**Problem to work on**
Return every record verbatim.

**Extracted entries**
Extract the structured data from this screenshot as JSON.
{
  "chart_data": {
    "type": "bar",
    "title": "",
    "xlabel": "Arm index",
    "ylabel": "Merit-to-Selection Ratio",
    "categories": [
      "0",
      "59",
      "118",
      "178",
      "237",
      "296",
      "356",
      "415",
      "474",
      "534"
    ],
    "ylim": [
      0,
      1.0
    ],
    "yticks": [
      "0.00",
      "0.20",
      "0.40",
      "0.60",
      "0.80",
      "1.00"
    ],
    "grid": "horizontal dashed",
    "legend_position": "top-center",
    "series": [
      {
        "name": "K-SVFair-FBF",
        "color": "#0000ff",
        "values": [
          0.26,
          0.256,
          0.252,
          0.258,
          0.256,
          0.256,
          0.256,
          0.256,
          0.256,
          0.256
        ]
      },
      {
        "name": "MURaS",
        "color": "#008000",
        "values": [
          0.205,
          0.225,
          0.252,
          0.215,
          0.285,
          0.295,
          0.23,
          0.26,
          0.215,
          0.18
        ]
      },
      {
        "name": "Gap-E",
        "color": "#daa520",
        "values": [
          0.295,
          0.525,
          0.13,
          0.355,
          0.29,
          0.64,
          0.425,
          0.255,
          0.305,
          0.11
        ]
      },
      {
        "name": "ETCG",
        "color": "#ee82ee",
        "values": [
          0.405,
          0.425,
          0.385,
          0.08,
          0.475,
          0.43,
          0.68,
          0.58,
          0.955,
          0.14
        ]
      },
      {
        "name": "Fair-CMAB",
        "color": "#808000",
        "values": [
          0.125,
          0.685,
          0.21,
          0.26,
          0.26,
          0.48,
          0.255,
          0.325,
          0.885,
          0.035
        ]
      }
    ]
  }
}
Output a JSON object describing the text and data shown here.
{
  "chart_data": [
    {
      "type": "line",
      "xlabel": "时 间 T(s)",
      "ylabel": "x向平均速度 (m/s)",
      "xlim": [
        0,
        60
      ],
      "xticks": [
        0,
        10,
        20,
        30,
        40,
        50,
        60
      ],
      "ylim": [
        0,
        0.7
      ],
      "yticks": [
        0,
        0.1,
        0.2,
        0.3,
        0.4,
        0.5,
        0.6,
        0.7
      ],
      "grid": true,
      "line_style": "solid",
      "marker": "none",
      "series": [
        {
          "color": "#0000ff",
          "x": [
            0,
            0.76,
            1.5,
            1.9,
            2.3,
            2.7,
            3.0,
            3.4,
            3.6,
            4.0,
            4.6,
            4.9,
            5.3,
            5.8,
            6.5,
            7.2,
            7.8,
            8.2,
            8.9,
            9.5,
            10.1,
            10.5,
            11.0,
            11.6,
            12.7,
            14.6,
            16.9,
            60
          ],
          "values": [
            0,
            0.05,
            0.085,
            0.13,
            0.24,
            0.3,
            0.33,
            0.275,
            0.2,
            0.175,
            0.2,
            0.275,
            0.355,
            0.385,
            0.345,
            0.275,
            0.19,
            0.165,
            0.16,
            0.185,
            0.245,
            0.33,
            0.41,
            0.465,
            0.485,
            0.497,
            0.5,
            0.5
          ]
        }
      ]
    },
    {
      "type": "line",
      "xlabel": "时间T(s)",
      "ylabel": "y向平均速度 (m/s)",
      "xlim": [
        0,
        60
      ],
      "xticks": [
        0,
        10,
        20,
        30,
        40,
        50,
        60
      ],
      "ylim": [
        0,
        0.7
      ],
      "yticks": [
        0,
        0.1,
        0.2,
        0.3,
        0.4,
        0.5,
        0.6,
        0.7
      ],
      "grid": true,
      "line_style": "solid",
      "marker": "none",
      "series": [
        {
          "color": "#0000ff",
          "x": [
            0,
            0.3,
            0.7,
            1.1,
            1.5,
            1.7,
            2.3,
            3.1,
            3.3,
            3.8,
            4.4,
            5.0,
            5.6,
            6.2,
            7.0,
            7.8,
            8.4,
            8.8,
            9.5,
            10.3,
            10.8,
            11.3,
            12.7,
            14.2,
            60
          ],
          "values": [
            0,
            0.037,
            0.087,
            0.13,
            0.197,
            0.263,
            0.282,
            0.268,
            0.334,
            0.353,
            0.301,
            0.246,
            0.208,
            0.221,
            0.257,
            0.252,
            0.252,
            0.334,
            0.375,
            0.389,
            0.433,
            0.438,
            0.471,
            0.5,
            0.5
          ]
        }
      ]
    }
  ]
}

**Final result**
Extract the structured data from this screenshot as JSON.
{
  "chart_data": {
    "type": "bar",
    "title": "",
    "xlabel": "Arm index",
    "ylabel": "Merit-to-Selection Ratio",
    "categories": [
      "0",
      "59",
      "118",
      "178",
      "237",
      "296",
      "356",
      "415",
      "474",
      "534"
    ],
    "ylim": [
      0,
      1.0
    ],
    "yticks": [
      "0.00",
      "0.20",
      "0.40",
      "0.60",
      "0.80",
      "1.00"
    ],
    "grid": "horizontal dashed",
    "legend_position": "top-center",
    "series": [
      {
        "name": "K-SVFair-FBF",
        "color": "#0000ff",
        "values": [
          0.26,
          0.256,
          0.252,
          0.258,
          0.256,
          0.256,
          0.256,
          0.256,
          0.256,
          0.256
        ]
      },
      {
        "name": "MURaS",
        "color": "#008000",
        "values": [
          0.205,
          0.225,
          0.252,
          0.215,
          0.285,
          0.295,
          0.23,
          0.26,
          0.215,
          0.18
        ]
      },
      {
        "name": "Gap-E",
        "color": "#daa520",
        "values": [
          0.295,
          0.525,
          0.13,
          0.355,
          0.29,
          0.64,
          0.425,
          0.255,
          0.305,
          0.11
        ]
      },
      {
        "name": "ETCG",
        "color": "#ee82ee",
        "values": [
          0.405,
          0.425,
          0.385,
          0.08,
          0.475,
          0.43,
          0.68,
          0.58,
          0.955,
          0.14
        ]
      },
      {
        "name": "Fair-CMAB",
        "color": "#808000",
        "values": [
          0.125,
          0.685,
          0.21,
          0.26,
          0.26,
          0.48,
          0.255,
          0.325,
          0.885,
          0.035
        ]
      }
    ]
  }
}
Output a JSON object describing the text and data shown here.
{
  "chart_data": [
    {
      "type": "line",
      "xlabel": "时 间 T(s)",
      "ylabel": "x向平均速度 (m/s)",
      "xlim": [
        0,
        60
      ],
      "xticks": [
        0,
        10,
        20,
        30,
        40,
        50,
        60
      ],
      "ylim": [
        0,
        0.7
      ],
      "yticks": [
        0,
        0.1,
        0.2,
        0.3,
        0.4,
        0.5,
        0.6,
        0.7
      ],
      "grid": true,
      "line_style": "solid",
      "marker": "none",
      "series": [
        {
          "color": "#0000ff",
          "x": [
            0,
            0.76,
            1.5,
            1.9,
            2.3,
            2.7,
            3.0,
            3.4,
            3.6,
            4.0,
            4.6,
            4.9,
            5.3,
            5.8,
            6.5,
            7.2,
            7.8,
            8.2,
            8.9,
            9.5,
            10.1,
            10.5,
            11.0,
            11.6,
            12.7,
            14.6,
            16.9,
            60
          ],
          "values": [
            0,
            0.05,
            0.085,
            0.13,
            0.24,
            0.3,
            0.33,
            0.275,
            0.2,
            0.175,
            0.2,
            0.275,
            0.355,
            0.385,
            0.345,
            0.275,
            0.19,
            0.165,
            0.16,
            0.185,
            0.245,
            0.33,
            0.41,
            0.465,
            0.485,
            0.497,
            0.5,
            0.5
          ]
        }
      ]
    },
    {
      "type": "line",
      "xlabel": "时间T(s)",
      "ylabel": "y向平均速度 (m/s)",
      "xlim": [
        0,
        60
      ],
      "xticks": [
        0,
        10,
        20,
        30,
        40,
        50,
        60
      ],
      "ylim": [
        0,
        0.7
      ],
      "yticks": [
        0,
        0.1,
        0.2,
        0.3,
        0.4,
        0.5,
        0.6,
        0.7
      ],
      "grid": true,
      "line_style": "solid",
      "marker": "none",
      "series": [
        {
          "color": "#0000ff",
          "x": [
            0,
            0.3,
            0.7,
            1.1,
            1.5,
            1.7,
            2.3,
            3.1,
            3.3,
            3.8,
            4.4,
            5.0,
            5.6,
            6.2,
            7.0,
            7.8,
            8.4,
            8.8,
            9.5,
            10.3,
            10.8,
            11.3,
            12.7,
            14.2,
            60
          ],
          "values": [
            0,
            0.037,
            0.087,
            0.13,
            0.197,
            0.263,
            0.282,
            0.268,
            0.334,
            0.353,
            0.301,
            0.246,
            0.208,
            0.221,
            0.257,
            0.252,
            0.252,
            0.334,
            0.375,
            0.389,
            0.433,
            0.438,
            0.471,
            0.5,
            0.5
          ]
        }
      ]
    }
  ]
}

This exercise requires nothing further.